### INSTRUCTIONS FOR THE TASK
Reproduce all the material exactly, minus any pictures it holds.

*****

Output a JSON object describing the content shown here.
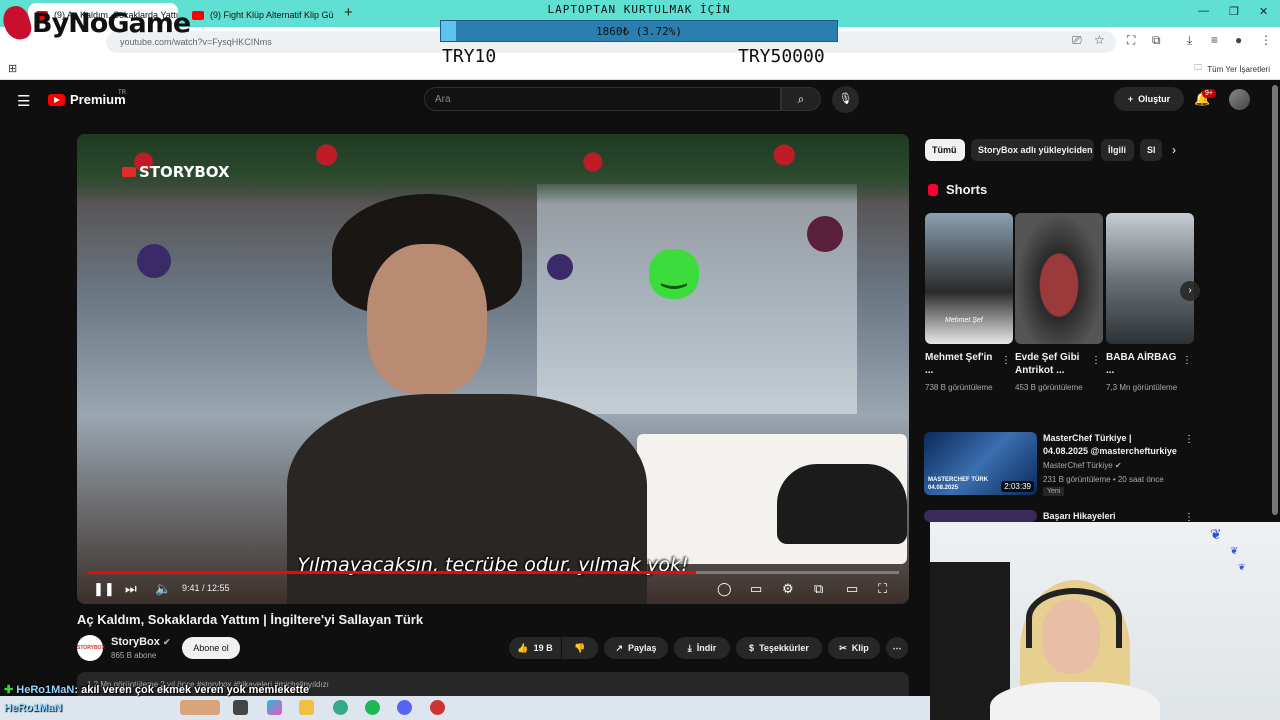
{
  "browser": {
    "tabs": [
      {
        "label": "(9) Aç Kaldım, Sokaklarda Yattı",
        "active": true
      },
      {
        "label": "(9) Fight Klüp Alternatif Klip Gü",
        "active": false
      }
    ],
    "new_tab": "+",
    "url": "youtube.com/watch?v=FysqHKCINms",
    "bookmarks_label": "Tüm Yer İşaretleri"
  },
  "stream_overlay": {
    "brand": "ByNoGame",
    "goal_title": "LAPTOPTAN KURTULMAK İÇİN",
    "goal_progress_text": "1860₺ (3.72%)",
    "goal_percent": 3.72,
    "goal_min": "TRY10",
    "goal_max": "TRY50000"
  },
  "youtube_header": {
    "logo": "Premium",
    "country": "TR",
    "search_placeholder": "Ara",
    "create_label": "Oluştur",
    "notification_count": "9+"
  },
  "player": {
    "watermark": "STORYBOX",
    "subtitle": "Yılmayacaksın, tecrübe odur, yılmak yok!",
    "time": "9:41 / 12:55",
    "progress_fraction": 0.75
  },
  "video": {
    "title": "Aç Kaldım, Sokaklarda Yattım | İngiltere'yi Sallayan Türk",
    "channel": "StoryBox",
    "channel_avatar_text": "STORYBOX",
    "subscribers": "865 B abone",
    "subscribe_label": "Abone ol",
    "likes": "19 B",
    "share_label": "Paylaş",
    "download_label": "İndir",
    "thanks_label": "Teşekkürler",
    "clip_label": "Klip",
    "description_preview": "1,2 Mn görüntüleme  2 yıl önce  #storybox #hikayeleri #michelinyıldızı"
  },
  "sidebar": {
    "chips": [
      "Tümü",
      "StoryBox adlı yükleyiciden",
      "İlgili",
      "Sl"
    ],
    "shorts_heading": "Shorts",
    "shorts": [
      {
        "title": "Mehmet Şef'in ...",
        "views": "738 B görüntüleme",
        "overlay": "Mehmet Şef"
      },
      {
        "title": "Evde Şef Gibi Antrikot ...",
        "views": "453 B görüntüleme"
      },
      {
        "title": "BABA AİRBAG ...",
        "views": "7,3 Mn görüntüleme"
      }
    ],
    "recommendations": [
      {
        "title": "MasterChef Türkiye | 04.08.2025 @masterchefturkiye",
        "channel": "MasterChef Türkiye",
        "meta": "231 B görüntüleme • 20 saat önce",
        "badge": "Yeni",
        "duration": "2:03:39",
        "thumb_caption": "MASTERCHEF TÜRK 04.08.2025"
      },
      {
        "title": "Başarı Hikayeleri",
        "channel": "",
        "meta": "",
        "badge": "",
        "duration": ""
      }
    ]
  },
  "chat": {
    "user1": "HeRo1MaN",
    "message1": "akıl veren çok ekmek veren yok memlekette",
    "user2": "HeRo1MaN"
  },
  "colors": {
    "accent": "#ff0000",
    "tabbar": "#5fe0d3",
    "yt_bg": "#0f0f0f"
  }
}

*****

### RESULT FOR THIS EXERCISE
Output a JSON object describing the content shown here.
{
  "browser": {
    "tabs": [
      {
        "label": "(9) Aç Kaldım, Sokaklarda Yattı",
        "active": true
      },
      {
        "label": "(9) Fight Klüp Alternatif Klip Gü",
        "active": false
      }
    ],
    "new_tab": "+",
    "url": "youtube.com/watch?v=FysqHKCINms",
    "bookmarks_label": "Tüm Yer İşaretleri"
  },
  "stream_overlay": {
    "brand": "ByNoGame",
    "goal_title": "LAPTOPTAN KURTULMAK İÇİN",
    "goal_progress_text": "1860₺ (3.72%)",
    "goal_percent": 3.72,
    "goal_min": "TRY10",
    "goal_max": "TRY50000"
  },
  "youtube_header": {
    "logo": "Premium",
    "country": "TR",
    "search_placeholder": "Ara",
    "create_label": "Oluştur",
    "notification_count": "9+"
  },
  "player": {
    "watermark": "STORYBOX",
    "subtitle": "Yılmayacaksın, tecrübe odur, yılmak yok!",
    "time": "9:41 / 12:55",
    "progress_fraction": 0.75
  },
  "video": {
    "title": "Aç Kaldım, Sokaklarda Yattım | İngiltere'yi Sallayan Türk",
    "channel": "StoryBox",
    "channel_avatar_text": "STORYBOX",
    "subscribers": "865 B abone",
    "subscribe_label": "Abone ol",
    "likes": "19 B",
    "share_label": "Paylaş",
    "download_label": "İndir",
    "thanks_label": "Teşekkürler",
    "clip_label": "Klip",
    "description_preview": "1,2 Mn görüntüleme  2 yıl önce  #storybox #hikayeleri #michelinyıldızı"
  },
  "sidebar": {
    "chips": [
      "Tümü",
      "StoryBox adlı yükleyiciden",
      "İlgili",
      "Sl"
    ],
    "shorts_heading": "Shorts",
    "shorts": [
      {
        "title": "Mehmet Şef'in ...",
        "views": "738 B görüntüleme",
        "overlay": "Mehmet Şef"
      },
      {
        "title": "Evde Şef Gibi Antrikot ...",
        "views": "453 B görüntüleme"
      },
      {
        "title": "BABA AİRBAG ...",
        "views": "7,3 Mn görüntüleme"
      }
    ],
    "recommendations": [
      {
        "title": "MasterChef Türkiye | 04.08.2025 @masterchefturkiye",
        "channel": "MasterChef Türkiye",
        "meta": "231 B görüntüleme • 20 saat önce",
        "badge": "Yeni",
        "duration": "2:03:39",
        "thumb_caption": "MASTERCHEF TÜRK 04.08.2025"
      },
      {
        "title": "Başarı Hikayeleri",
        "channel": "",
        "meta": "",
        "badge": "",
        "duration": ""
      }
    ]
  },
  "chat": {
    "user1": "HeRo1MaN",
    "message1": "akıl veren çok ekmek veren yok memlekette",
    "user2": "HeRo1MaN"
  },
  "colors": {
    "accent": "#ff0000",
    "tabbar": "#5fe0d3",
    "yt_bg": "#0f0f0f"
  }
}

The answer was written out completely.